- WHAT IS EXPECTED -
Transcribe all of the material below word for word and leave out its pictures.

### INPUT DATA ###

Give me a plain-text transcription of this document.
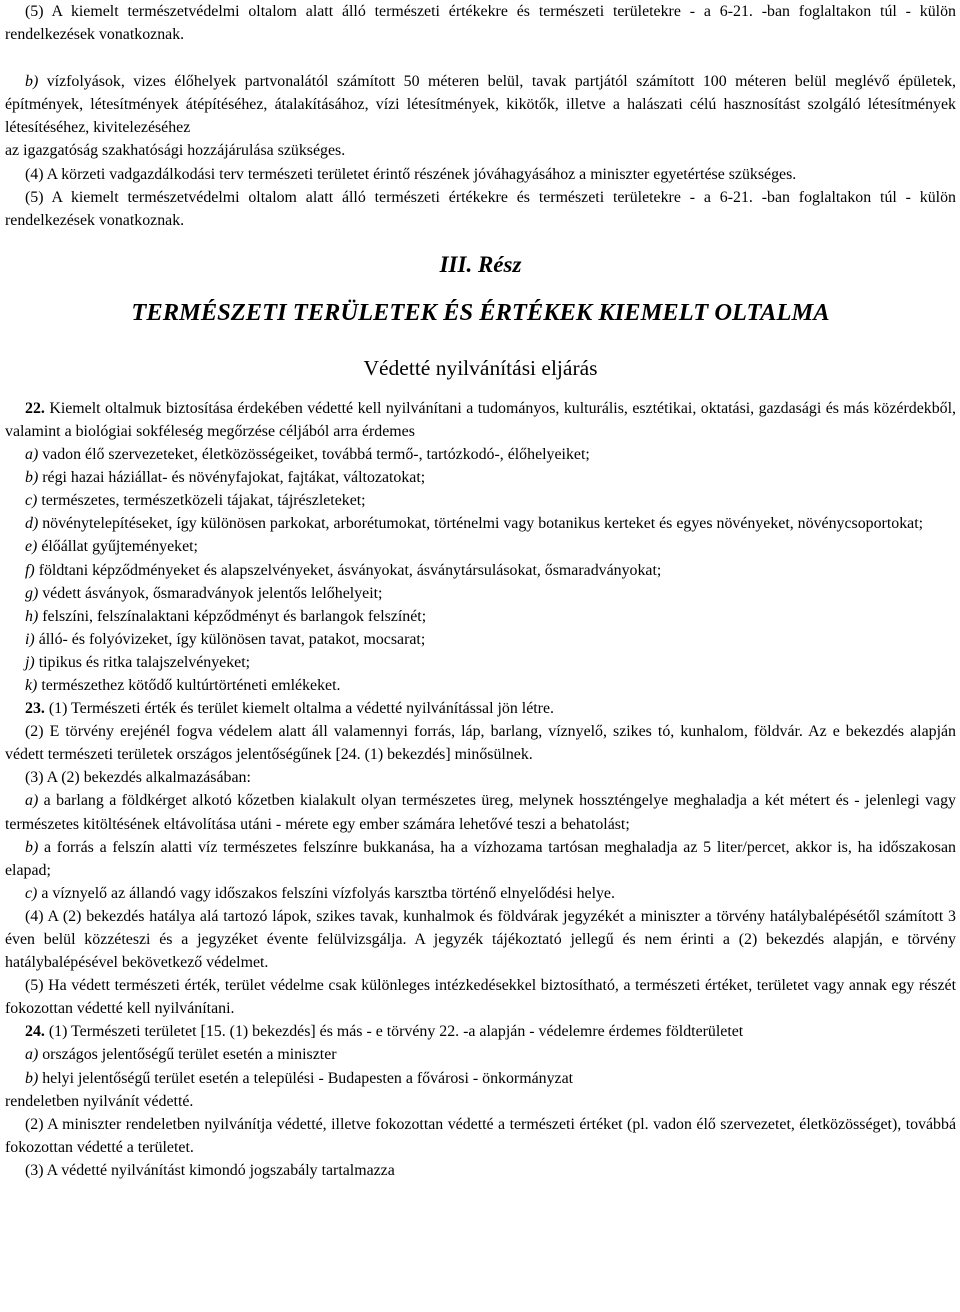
(5) A kiemelt természetvédelmi oltalom alatt álló természeti értékekre és természeti területekre - a 6-21. -ban foglaltakon túl - külön rendelkezések vonatkoznak.

b) vízfolyások, vizes élőhelyek partvonalától számított 50 méteren belül, tavak partjától számított 100 méteren belül meglévő épületek, építmények, létesítmények átépítéséhez, átalakításához, vízi létesítmények, kikötők, illetve a halászati célú hasznosítást szolgáló létesítmények létesítéséhez, kivitelezéséhez

az igazgatóság szakhatósági hozzájárulása szükséges.

(4) A körzeti vadgazdálkodási terv természeti területet érintő részének jóváhagyásához a miniszter egyetértése szükséges.

(5) A kiemelt természetvédelmi oltalom alatt álló természeti értékekre és természeti területekre - a 6-21. -ban foglaltakon túl - külön rendelkezések vonatkoznak.

III. Rész
TERMÉSZETI TERÜLETEK ÉS ÉRTÉKEK KIEMELT OLTALMA
Védetté nyilvánítási eljárás

22. Kiemelt oltalmuk biztosítása érdekében védetté kell nyilvánítani a tudományos, kulturális, esztétikai, oktatási, gazdasági és más közérdekből, valamint a biológiai sokféleség megőrzése céljából arra érdemes

a) vadon élő szervezeteket, életközösségeiket, továbbá termő-, tartózkodó-, élőhelyeiket;

b) régi hazai háziállat- és növényfajokat, fajtákat, változatokat;

c) természetes, természetközeli tájakat, tájrészleteket;

d) növénytelepítéseket, így különösen parkokat, arborétumokat, történelmi vagy botanikus kerteket és egyes növényeket, növénycsoportokat;

e) élőállat gyűjteményeket;

f) földtani képződményeket és alapszelvényeket, ásványokat, ásványtársulásokat, ősmaradványokat;

g) védett ásványok, ősmaradványok jelentős lelőhelyeit;

h) felszíni, felszínalaktani képződményt és barlangok felszínét;

i) álló- és folyóvizeket, így különösen tavat, patakot, mocsarat;

j) tipikus és ritka talajszelvényeket;

k) természethez kötődő kultúrtörténeti emlékeket.

23. (1) Természeti érték és terület kiemelt oltalma a védetté nyilvánítással jön létre.

(2) E törvény erejénél fogva védelem alatt áll valamennyi forrás, láp, barlang, víznyelő, szikes tó, kunhalom, földvár. Az e bekezdés alapján védett természeti területek országos jelentőségűnek [24. (1) bekezdés] minősülnek.

(3) A (2) bekezdés alkalmazásában:

a) a barlang a földkérget alkotó kőzetben kialakult olyan természetes üreg, melynek hosszténgelye meghaladja a két métert és - jelenlegi vagy természetes kitöltésének eltávolítása utáni - mérete egy ember számára lehetővé teszi a behatolást;

b) a forrás a felszín alatti víz természetes felszínre bukkanása, ha a vízhozama tartósan meghaladja az 5 liter/percet, akkor is, ha időszakosan elapad;

c) a víznyelő az állandó vagy időszakos felszíni vízfolyás karsztba történő elnyelődési helye.

(4) A (2) bekezdés hatálya alá tartozó lápok, szikes tavak, kunhalmok és földvárak jegyzékét a miniszter a törvény hatálybalépésétől számított 3 éven belül közzéteszi és a jegyzéket évente felülvizsgálja. A jegyzék tájékoztató jellegű és nem érinti a (2) bekezdés alapján, e törvény hatálybalépésével bekövetkező védelmet.

(5) Ha védett természeti érték, terület védelme csak különleges intézkedésekkel biztosítható, a természeti értéket, területet vagy annak egy részét fokozottan védetté kell nyilvánítani.

24. (1) Természeti területet [15. (1) bekezdés] és más - e törvény 22. -a alapján - védelemre érdemes földterületet

a) országos jelentőségű terület esetén a miniszter

b) helyi jelentőségű terület esetén a települési - Budapesten a fővárosi - önkormányzat

rendeletben nyilvánít védetté.

(2) A miniszter rendeletben nyilvánítja védetté, illetve fokozottan védetté a természeti értéket (pl. vadon élő szervezetet, életközösséget), továbbá fokozottan védetté a területet.

(3) A védetté nyilvánítást kimondó jogszabály tartalmazza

###

- RESPONSE -
Give me a plain-text transcription of this document.
(5) A kiemelt természetvédelmi oltalom alatt álló természeti értékekre és természeti területekre - a 6-21. -ban foglaltakon túl - külön rendelkezések vonatkoznak.

b) vízfolyások, vizes élőhelyek partvonalától számított 50 méteren belül, tavak partjától számított 100 méteren belül meglévő épületek, építmények, létesítmények átépítéséhez, átalakításához, vízi létesítmények, kikötők, illetve a halászati célú hasznosítást szolgáló létesítmények létesítéséhez, kivitelezéséhez

az igazgatóság szakhatósági hozzájárulása szükséges.

(4) A körzeti vadgazdálkodási terv természeti területet érintő részének jóváhagyásához a miniszter egyetértése szükséges.

(5) A kiemelt természetvédelmi oltalom alatt álló természeti értékekre és természeti területekre - a 6-21. -ban foglaltakon túl - külön rendelkezések vonatkoznak.

III. Rész
TERMÉSZETI TERÜLETEK ÉS ÉRTÉKEK KIEMELT OLTALMA
Védetté nyilvánítási eljárás

22. Kiemelt oltalmuk biztosítása érdekében védetté kell nyilvánítani a tudományos, kulturális, esztétikai, oktatási, gazdasági és más közérdekből, valamint a biológiai sokféleség megőrzése céljából arra érdemes

a) vadon élő szervezeteket, életközösségeiket, továbbá termő-, tartózkodó-, élőhelyeiket;

b) régi hazai háziállat- és növényfajokat, fajtákat, változatokat;

c) természetes, természetközeli tájakat, tájrészleteket;

d) növénytelepítéseket, így különösen parkokat, arborétumokat, történelmi vagy botanikus kerteket és egyes növényeket, növénycsoportokat;

e) élőállat gyűjteményeket;

f) földtani képződményeket és alapszelvényeket, ásványokat, ásványtársulásokat, ősmaradványokat;

g) védett ásványok, ősmaradványok jelentős lelőhelyeit;

h) felszíni, felszínalaktani képződményt és barlangok felszínét;

i) álló- és folyóvizeket, így különösen tavat, patakot, mocsarat;

j) tipikus és ritka talajszelvényeket;

k) természethez kötődő kultúrtörténeti emlékeket.

23. (1) Természeti érték és terület kiemelt oltalma a védetté nyilvánítással jön létre.

(2) E törvény erejénél fogva védelem alatt áll valamennyi forrás, láp, barlang, víznyelő, szikes tó, kunhalom, földvár. Az e bekezdés alapján védett természeti területek országos jelentőségűnek [24. (1) bekezdés] minősülnek.

(3) A (2) bekezdés alkalmazásában:

a) a barlang a földkérget alkotó kőzetben kialakult olyan természetes üreg, melynek hosszténgelye meghaladja a két métert és - jelenlegi vagy természetes kitöltésének eltávolítása utáni - mérete egy ember számára lehetővé teszi a behatolást;

b) a forrás a felszín alatti víz természetes felszínre bukkanása, ha a vízhozama tartósan meghaladja az 5 liter/percet, akkor is, ha időszakosan elapad;

c) a víznyelő az állandó vagy időszakos felszíni vízfolyás karsztba történő elnyelődési helye.

(4) A (2) bekezdés hatálya alá tartozó lápok, szikes tavak, kunhalmok és földvárak jegyzékét a miniszter a törvény hatálybalépésétől számított 3 éven belül közzéteszi és a jegyzéket évente felülvizsgálja. A jegyzék tájékoztató jellegű és nem érinti a (2) bekezdés alapján, e törvény hatálybalépésével bekövetkező védelmet.

(5) Ha védett természeti érték, terület védelme csak különleges intézkedésekkel biztosítható, a természeti értéket, területet vagy annak egy részét fokozottan védetté kell nyilvánítani.

24. (1) Természeti területet [15. (1) bekezdés] és más - e törvény 22. -a alapján - védelemre érdemes földterületet

a) országos jelentőségű terület esetén a miniszter

b) helyi jelentőségű terület esetén a települési - Budapesten a fővárosi - önkormányzat

rendeletben nyilvánít védetté.

(2) A miniszter rendeletben nyilvánítja védetté, illetve fokozottan védetté a természeti értéket (pl. vadon élő szervezetet, életközösséget), továbbá fokozottan védetté a területet.

(3) A védetté nyilvánítást kimondó jogszabály tartalmazza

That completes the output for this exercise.